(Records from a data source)

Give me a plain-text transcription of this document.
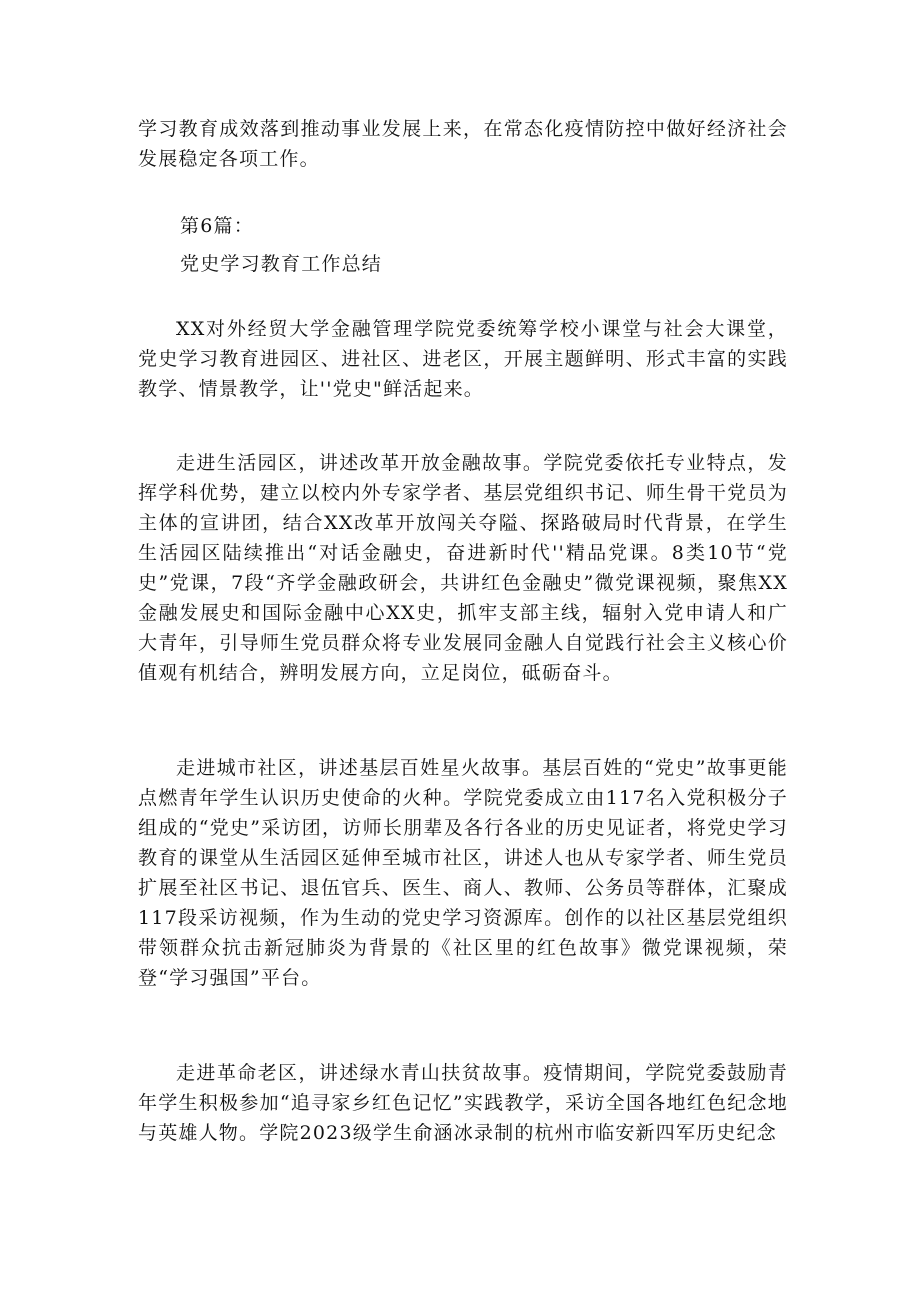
学习教育成效落到推动事业发展上来，在常态化疫情防控中做好经济社会发展稳定各项工作。

第6篇：

党史学习教育工作总结

XX对外经贸大学金融管理学院党委统筹学校小课堂与社会大课堂，党史学习教育进园区、进社区、进老区，开展主题鲜明、形式丰富的实践教学、情景教学，让''党史"鲜活起来。

走进生活园区，讲述改革开放金融故事。学院党委依托专业特点，发挥学科优势，建立以校内外专家学者、基层党组织书记、师生骨干党员为主体的宣讲团，结合XX改革开放闯关夺隘、探路破局时代背景，在学生生活园区陆续推出“对话金融史，奋进新时代''精品党课。8类10节“党史”党课，7段“齐学金融政研会，共讲红色金融史”微党课视频，聚焦XX金融发展史和国际金融中心XX史，抓牢支部主线，辐射入党申请人和广大青年，引导师生党员群众将专业发展同金融人自觉践行社会主义核心价值观有机结合，辨明发展方向，立足岗位，砥砺奋斗。

走进城市社区，讲述基层百姓星火故事。基层百姓的“党史”故事更能点燃青年学生认识历史使命的火种。学院党委成立由117名入党积极分子组成的“党史”采访团，访师长朋辈及各行各业的历史见证者，将党史学习教育的课堂从生活园区延伸至城市社区，讲述人也从专家学者、师生党员扩展至社区书记、退伍官兵、医生、商人、教师、公务员等群体，汇聚成117段采访视频，作为生动的党史学习资源库。创作的以社区基层党组织带领群众抗击新冠肺炎为背景的《社区里的红色故事》微党课视频，荣登“学习强国”平台。

走进革命老区，讲述绿水青山扶贫故事。疫情期间，学院党委鼓励青年学生积极参加“追寻家乡红色记忆”实践教学，采访全国各地红色纪念地与英雄人物。学院2023级学生俞涵冰录制的杭州市临安新四军历史纪念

EXERCISE >>
Without including the pictures, reproduce all entries exactly.

EXERCISE SOLUTION >>
Give me a plain-text transcription of this document.
学习教育成效落到推动事业发展上来，在常态化疫情防控中做好经济社会发展稳定各项工作。

第6篇：

党史学习教育工作总结

XX对外经贸大学金融管理学院党委统筹学校小课堂与社会大课堂，党史学习教育进园区、进社区、进老区，开展主题鲜明、形式丰富的实践教学、情景教学，让''党史"鲜活起来。

走进生活园区，讲述改革开放金融故事。学院党委依托专业特点，发挥学科优势，建立以校内外专家学者、基层党组织书记、师生骨干党员为主体的宣讲团，结合XX改革开放闯关夺隘、探路破局时代背景，在学生生活园区陆续推出“对话金融史，奋进新时代''精品党课。8类10节“党史”党课，7段“齐学金融政研会，共讲红色金融史”微党课视频，聚焦XX金融发展史和国际金融中心XX史，抓牢支部主线，辐射入党申请人和广大青年，引导师生党员群众将专业发展同金融人自觉践行社会主义核心价值观有机结合，辨明发展方向，立足岗位，砥砺奋斗。

走进城市社区，讲述基层百姓星火故事。基层百姓的“党史”故事更能点燃青年学生认识历史使命的火种。学院党委成立由117名入党积极分子组成的“党史”采访团，访师长朋辈及各行各业的历史见证者，将党史学习教育的课堂从生活园区延伸至城市社区，讲述人也从专家学者、师生党员扩展至社区书记、退伍官兵、医生、商人、教师、公务员等群体，汇聚成117段采访视频，作为生动的党史学习资源库。创作的以社区基层党组织带领群众抗击新冠肺炎为背景的《社区里的红色故事》微党课视频，荣登“学习强国”平台。

走进革命老区，讲述绿水青山扶贫故事。疫情期间，学院党委鼓励青年学生积极参加“追寻家乡红色记忆”实践教学，采访全国各地红色纪念地与英雄人物。学院2023级学生俞涵冰录制的杭州市临安新四军历史纪念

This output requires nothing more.